━━ Data supplied ━━

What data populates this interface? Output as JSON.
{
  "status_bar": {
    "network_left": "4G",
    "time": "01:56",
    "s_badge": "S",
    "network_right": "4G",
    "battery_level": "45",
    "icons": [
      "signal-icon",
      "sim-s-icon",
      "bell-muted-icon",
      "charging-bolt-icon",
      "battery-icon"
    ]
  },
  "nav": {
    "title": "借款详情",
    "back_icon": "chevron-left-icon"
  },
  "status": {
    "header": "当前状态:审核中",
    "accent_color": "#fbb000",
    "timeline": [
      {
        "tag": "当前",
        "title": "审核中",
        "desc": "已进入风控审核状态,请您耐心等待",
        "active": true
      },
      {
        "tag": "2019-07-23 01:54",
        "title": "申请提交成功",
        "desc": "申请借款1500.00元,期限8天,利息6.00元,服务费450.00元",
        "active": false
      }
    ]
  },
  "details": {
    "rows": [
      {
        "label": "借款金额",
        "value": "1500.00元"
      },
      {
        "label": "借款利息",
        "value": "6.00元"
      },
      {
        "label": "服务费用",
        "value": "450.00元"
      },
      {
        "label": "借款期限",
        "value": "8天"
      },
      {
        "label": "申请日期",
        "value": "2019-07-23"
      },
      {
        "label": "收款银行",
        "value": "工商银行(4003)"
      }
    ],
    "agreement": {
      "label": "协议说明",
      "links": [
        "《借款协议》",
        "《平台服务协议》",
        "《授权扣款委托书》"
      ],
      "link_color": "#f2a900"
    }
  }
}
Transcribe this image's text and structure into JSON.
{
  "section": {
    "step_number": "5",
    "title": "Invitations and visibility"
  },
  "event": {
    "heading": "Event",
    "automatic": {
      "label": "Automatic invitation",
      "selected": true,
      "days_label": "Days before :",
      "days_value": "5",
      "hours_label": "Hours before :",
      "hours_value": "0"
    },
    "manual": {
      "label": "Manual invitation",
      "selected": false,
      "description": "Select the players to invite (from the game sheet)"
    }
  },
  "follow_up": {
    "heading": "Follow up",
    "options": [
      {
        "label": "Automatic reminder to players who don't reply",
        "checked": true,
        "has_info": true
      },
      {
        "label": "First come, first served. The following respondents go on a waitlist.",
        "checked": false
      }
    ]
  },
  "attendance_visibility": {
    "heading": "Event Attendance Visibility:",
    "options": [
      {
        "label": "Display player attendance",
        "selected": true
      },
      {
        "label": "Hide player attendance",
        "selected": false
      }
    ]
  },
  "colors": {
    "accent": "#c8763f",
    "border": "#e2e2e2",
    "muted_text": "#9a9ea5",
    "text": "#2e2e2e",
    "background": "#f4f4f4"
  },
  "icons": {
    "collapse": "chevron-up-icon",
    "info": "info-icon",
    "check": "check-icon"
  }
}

━━━

Goal: From the first line to the last, retype the data exactly.

Reply:
What data populates this interface? Output as JSON.
{
  "status_bar": {
    "network_left": "4G",
    "time": "01:56",
    "s_badge": "S",
    "network_right": "4G",
    "battery_level": "45",
    "icons": [
      "signal-icon",
      "sim-s-icon",
      "bell-muted-icon",
      "charging-bolt-icon",
      "battery-icon"
    ]
  },
  "nav": {
    "title": "借款详情",
    "back_icon": "chevron-left-icon"
  },
  "status": {
    "header": "当前状态:审核中",
    "accent_color": "#fbb000",
    "timeline": [
      {
        "tag": "当前",
        "title": "审核中",
        "desc": "已进入风控审核状态,请您耐心等待",
        "active": true
      },
      {
        "tag": "2019-07-23 01:54",
        "title": "申请提交成功",
        "desc": "申请借款1500.00元,期限8天,利息6.00元,服务费450.00元",
        "active": false
      }
    ]
  },
  "details": {
    "rows": [
      {
        "label": "借款金额",
        "value": "1500.00元"
      },
      {
        "label": "借款利息",
        "value": "6.00元"
      },
      {
        "label": "服务费用",
        "value": "450.00元"
      },
      {
        "label": "借款期限",
        "value": "8天"
      },
      {
        "label": "申请日期",
        "value": "2019-07-23"
      },
      {
        "label": "收款银行",
        "value": "工商银行(4003)"
      }
    ],
    "agreement": {
      "label": "协议说明",
      "links": [
        "《借款协议》",
        "《平台服务协议》",
        "《授权扣款委托书》"
      ],
      "link_color": "#f2a900"
    }
  }
}
Transcribe this image's text and structure into JSON.
{
  "section": {
    "step_number": "5",
    "title": "Invitations and visibility"
  },
  "event": {
    "heading": "Event",
    "automatic": {
      "label": "Automatic invitation",
      "selected": true,
      "days_label": "Days before :",
      "days_value": "5",
      "hours_label": "Hours before :",
      "hours_value": "0"
    },
    "manual": {
      "label": "Manual invitation",
      "selected": false,
      "description": "Select the players to invite (from the game sheet)"
    }
  },
  "follow_up": {
    "heading": "Follow up",
    "options": [
      {
        "label": "Automatic reminder to players who don't reply",
        "checked": true,
        "has_info": true
      },
      {
        "label": "First come, first served. The following respondents go on a waitlist.",
        "checked": false
      }
    ]
  },
  "attendance_visibility": {
    "heading": "Event Attendance Visibility:",
    "options": [
      {
        "label": "Display player attendance",
        "selected": true
      },
      {
        "label": "Hide player attendance",
        "selected": false
      }
    ]
  },
  "colors": {
    "accent": "#c8763f",
    "border": "#e2e2e2",
    "muted_text": "#9a9ea5",
    "text": "#2e2e2e",
    "background": "#f4f4f4"
  },
  "icons": {
    "collapse": "chevron-up-icon",
    "info": "info-icon",
    "check": "check-icon"
  }
}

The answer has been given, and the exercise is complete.